## To do
Scan the lines below for the word "VIII". Copy each line you find it in.

######

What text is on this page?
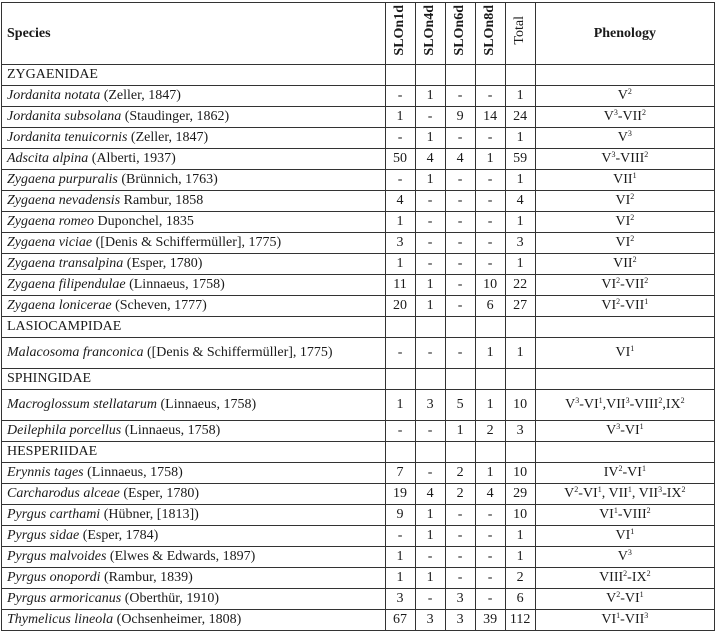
Species	SLOn1d	SLOn4d	SLOn6d	SLOn8d	Total	Phenology
ZYGAENIDAE						
Jordanita notata (Zeller, 1847)	-	1	-	-	1	$V^2$
Jordanita subsolana (Staudinger, 1862)	1	-	9	14	24	$V^3-VII^2$
Jordanita tenuicornis (Zeller, 1847)	-	1	-	-	1	$V^3$
Adscita alpina (Alberti, 1937)	50	4	4	1	59	$V^3-VIII^2$
Zygaena purpuralis (Brünnich, 1763)	-	1	-	-	1	VII$^1$
Zygaena nevadensis Rambur, 1858	4	-	-	-	4	$VI^2$
Zygaena romeo Duponchel, 1835	1	-	-	-	1	$VI^2$
Zygaena viciae ([Denis & Schiffermüller], 1775)	3	-	-	-	3	$VI^2$
Zygaena transalpina (Esper, 1780)	1	-	-	-	1	VII$^2$
Zygaena filipendulae (Linnaeus, 1758)	11	1	-	10	22	$VI^2-VII^2$
Zygaena lonicerae (Scheven, 1777)	20	1	-	6	27	$VI^2-VII^1$
LASIOCAMPIDAE						
Malacosoma franconica ([Denis & Schiffermüller], 1775)	-	-	-	1	1	$VI^1$
SPHINGIDAE						
Macroglossum stellatarum (Linnaeus, 1758)	1	3	5	1	10	$V^3-VI^1,VII^3-VIII^2,IX^2$
Deilephila porcellus (Linnaeus, 1758)	-	-	1	2	3	$V^3-VI^1$
HESPERIIDAE						
Erynnis tages (Linnaeus, 1758)	7	-	2	1	10	$IV^2-VI^1$
Carcharodus alceae (Esper, 1780)	19	4	2	4	29	$V^2-VI^1$, VII$^1$, $VII^3-IX^2$
Pyrgus carthami (Hübner, [1813])	9	1	-	-	10	$VI^1-VIII^2$
Pyrgus sidae (Esper, 1784)	-	1	-	-	1	$VI^1$
Pyrgus malvoides (Elwes & Edwards, 1897)	1	-	-	-	1	$V^3$
Pyrgus onopordi (Rambur, 1839)	1	1	-	-	2	$VIII^2-IX^2$
Pyrgus armoricanus (Oberthür, 1910)	3	-	3	-	6	$V^2-VI^1$
Thymelicus lineola (Ochsenheimer, 1808)	67	3	3	39	112	$VI^1-VII^3$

######

## The reply
Adscita alpina (Alberti, 1937)	50	4	4	1	59	$V^3-VIII^2$
Macroglossum stellatarum (Linnaeus, 1758)	1	3	5	1	10	$V^3-VI^1,VII^3-VIII^2,IX^2$
Pyrgus carthami (Hübner, [1813])	9	1	-	-	10	$VI^1-VIII^2$
Pyrgus onopordi (Rambur, 1839)	1	1	-	-	2	$VIII^2-IX^2$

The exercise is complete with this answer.